— The exercise —
Return the material word for word. Do not include pictures.
══ Records
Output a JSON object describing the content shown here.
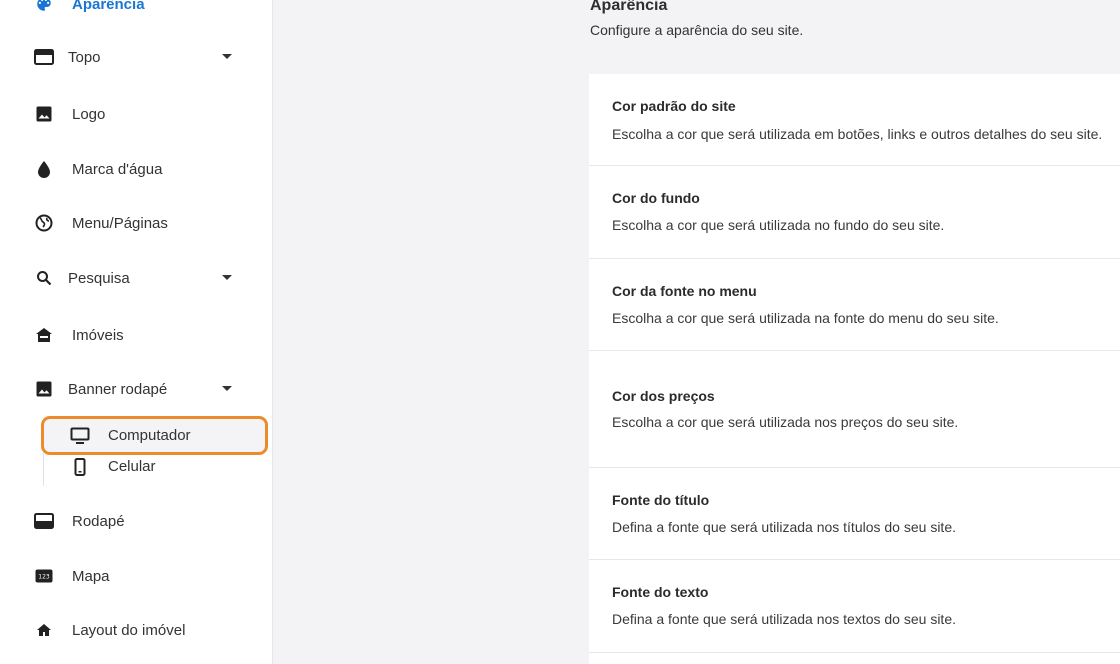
{
  "sidebar": {
    "items": [
      {
        "label": "Aparência",
        "icon": "palette-icon"
      },
      {
        "label": "Topo",
        "icon": "header-icon"
      },
      {
        "label": "Logo",
        "icon": "image-icon"
      },
      {
        "label": "Marca d'água",
        "icon": "water-drop-icon"
      },
      {
        "label": "Menu/Páginas",
        "icon": "globe-icon"
      },
      {
        "label": "Pesquisa",
        "icon": "search-icon"
      },
      {
        "label": "Imóveis",
        "icon": "house-icon"
      },
      {
        "label": "Banner rodapé",
        "icon": "image-icon"
      },
      {
        "label": "Rodapé",
        "icon": "footer-icon"
      },
      {
        "label": "Mapa",
        "icon": "map-123-icon"
      },
      {
        "label": "Layout do imóvel",
        "icon": "home-icon"
      }
    ],
    "banner_sub": [
      {
        "label": "Computador",
        "icon": "desktop-icon"
      },
      {
        "label": "Celular",
        "icon": "mobile-icon"
      }
    ]
  },
  "main": {
    "title": "Aparência",
    "subtitle": "Configure a aparência do seu site.",
    "cards": [
      {
        "title": "Cor padrão do site",
        "description": "Escolha a cor que será utilizada em botões, links e outros detalhes do seu site."
      },
      {
        "title": "Cor do fundo",
        "description": "Escolha a cor que será utilizada no fundo do seu site."
      },
      {
        "title": "Cor da fonte no menu",
        "description": "Escolha a cor que será utilizada na fonte do menu do seu site."
      },
      {
        "title": "Cor dos preços",
        "description": "Escolha a cor que será utilizada nos preços do seu site."
      },
      {
        "title": "Fonte do título",
        "description": "Defina a fonte que será utilizada nos títulos do seu site."
      },
      {
        "title": "Fonte do texto",
        "description": "Defina a fonte que será utilizada nos textos do seu site."
      }
    ]
  },
  "colors": {
    "accent": "#1976d2",
    "highlight": "#ec8b2b",
    "background": "#f3f3f5"
  }
}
════
— Solution below —
Output a JSON object describing the content shown here.
{
  "sidebar": {
    "items": [
      {
        "label": "Aparência",
        "icon": "palette-icon"
      },
      {
        "label": "Topo",
        "icon": "header-icon"
      },
      {
        "label": "Logo",
        "icon": "image-icon"
      },
      {
        "label": "Marca d'água",
        "icon": "water-drop-icon"
      },
      {
        "label": "Menu/Páginas",
        "icon": "globe-icon"
      },
      {
        "label": "Pesquisa",
        "icon": "search-icon"
      },
      {
        "label": "Imóveis",
        "icon": "house-icon"
      },
      {
        "label": "Banner rodapé",
        "icon": "image-icon"
      },
      {
        "label": "Rodapé",
        "icon": "footer-icon"
      },
      {
        "label": "Mapa",
        "icon": "map-123-icon"
      },
      {
        "label": "Layout do imóvel",
        "icon": "home-icon"
      }
    ],
    "banner_sub": [
      {
        "label": "Computador",
        "icon": "desktop-icon"
      },
      {
        "label": "Celular",
        "icon": "mobile-icon"
      }
    ]
  },
  "main": {
    "title": "Aparência",
    "subtitle": "Configure a aparência do seu site.",
    "cards": [
      {
        "title": "Cor padrão do site",
        "description": "Escolha a cor que será utilizada em botões, links e outros detalhes do seu site."
      },
      {
        "title": "Cor do fundo",
        "description": "Escolha a cor que será utilizada no fundo do seu site."
      },
      {
        "title": "Cor da fonte no menu",
        "description": "Escolha a cor que será utilizada na fonte do menu do seu site."
      },
      {
        "title": "Cor dos preços",
        "description": "Escolha a cor que será utilizada nos preços do seu site."
      },
      {
        "title": "Fonte do título",
        "description": "Defina a fonte que será utilizada nos títulos do seu site."
      },
      {
        "title": "Fonte do texto",
        "description": "Defina a fonte que será utilizada nos textos do seu site."
      }
    ]
  },
  "colors": {
    "accent": "#1976d2",
    "highlight": "#ec8b2b",
    "background": "#f3f3f5"
  }
}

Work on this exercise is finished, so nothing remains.